→ **Task brief**: Repeat every line of the material, character for character.

→ **Records provided**:

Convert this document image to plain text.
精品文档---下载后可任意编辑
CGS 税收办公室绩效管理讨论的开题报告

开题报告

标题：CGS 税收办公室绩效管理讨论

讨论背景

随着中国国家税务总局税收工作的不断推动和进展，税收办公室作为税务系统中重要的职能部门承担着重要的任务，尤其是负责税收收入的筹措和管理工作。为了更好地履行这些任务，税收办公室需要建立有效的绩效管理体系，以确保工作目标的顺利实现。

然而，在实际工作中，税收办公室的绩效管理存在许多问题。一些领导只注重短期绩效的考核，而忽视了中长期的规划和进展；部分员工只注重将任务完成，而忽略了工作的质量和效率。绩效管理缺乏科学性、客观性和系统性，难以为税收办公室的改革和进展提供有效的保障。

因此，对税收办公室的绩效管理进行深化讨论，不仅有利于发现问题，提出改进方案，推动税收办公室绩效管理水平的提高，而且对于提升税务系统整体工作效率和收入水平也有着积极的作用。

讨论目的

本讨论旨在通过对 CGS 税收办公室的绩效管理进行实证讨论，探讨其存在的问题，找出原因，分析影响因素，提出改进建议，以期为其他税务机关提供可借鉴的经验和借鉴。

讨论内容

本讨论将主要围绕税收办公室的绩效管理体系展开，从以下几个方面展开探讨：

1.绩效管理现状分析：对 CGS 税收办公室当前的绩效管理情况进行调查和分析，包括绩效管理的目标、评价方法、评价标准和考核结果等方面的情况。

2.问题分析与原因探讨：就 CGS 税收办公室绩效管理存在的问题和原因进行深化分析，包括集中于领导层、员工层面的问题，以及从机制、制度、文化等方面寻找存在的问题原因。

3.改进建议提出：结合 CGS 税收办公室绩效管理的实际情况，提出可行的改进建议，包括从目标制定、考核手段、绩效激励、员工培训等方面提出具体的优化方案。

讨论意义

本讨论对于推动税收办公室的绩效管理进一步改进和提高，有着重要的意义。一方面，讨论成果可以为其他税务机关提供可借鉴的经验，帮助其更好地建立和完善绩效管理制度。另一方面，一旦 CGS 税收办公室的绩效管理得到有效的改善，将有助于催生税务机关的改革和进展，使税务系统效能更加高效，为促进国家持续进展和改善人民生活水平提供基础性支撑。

→ **Task response**:
Convert this document image to plain text.
精品文档---下载后可任意编辑
CGS 税收办公室绩效管理讨论的开题报告

开题报告

标题：CGS 税收办公室绩效管理讨论

讨论背景

随着中国国家税务总局税收工作的不断推动和进展，税收办公室作为税务系统中重要的职能部门承担着重要的任务，尤其是负责税收收入的筹措和管理工作。为了更好地履行这些任务，税收办公室需要建立有效的绩效管理体系，以确保工作目标的顺利实现。

然而，在实际工作中，税收办公室的绩效管理存在许多问题。一些领导只注重短期绩效的考核，而忽视了中长期的规划和进展；部分员工只注重将任务完成，而忽略了工作的质量和效率。绩效管理缺乏科学性、客观性和系统性，难以为税收办公室的改革和进展提供有效的保障。

因此，对税收办公室的绩效管理进行深化讨论，不仅有利于发现问题，提出改进方案，推动税收办公室绩效管理水平的提高，而且对于提升税务系统整体工作效率和收入水平也有着积极的作用。

讨论目的

本讨论旨在通过对 CGS 税收办公室的绩效管理进行实证讨论，探讨其存在的问题，找出原因，分析影响因素，提出改进建议，以期为其他税务机关提供可借鉴的经验和借鉴。

讨论内容

本讨论将主要围绕税收办公室的绩效管理体系展开，从以下几个方面展开探讨：

1.绩效管理现状分析：对 CGS 税收办公室当前的绩效管理情况进行调查和分析，包括绩效管理的目标、评价方法、评价标准和考核结果等方面的情况。

2.问题分析与原因探讨：就 CGS 税收办公室绩效管理存在的问题和原因进行深化分析，包括集中于领导层、员工层面的问题，以及从机制、制度、文化等方面寻找存在的问题原因。

3.改进建议提出：结合 CGS 税收办公室绩效管理的实际情况，提出可行的改进建议，包括从目标制定、考核手段、绩效激励、员工培训等方面提出具体的优化方案。

讨论意义

本讨论对于推动税收办公室的绩效管理进一步改进和提高，有着重要的意义。一方面，讨论成果可以为其他税务机关提供可借鉴的经验，帮助其更好地建立和完善绩效管理制度。另一方面，一旦 CGS 税收办公室的绩效管理得到有效的改善，将有助于催生税务机关的改革和进展，使税务系统效能更加高效，为促进国家持续进展和改善人民生活水平提供基础性支撑。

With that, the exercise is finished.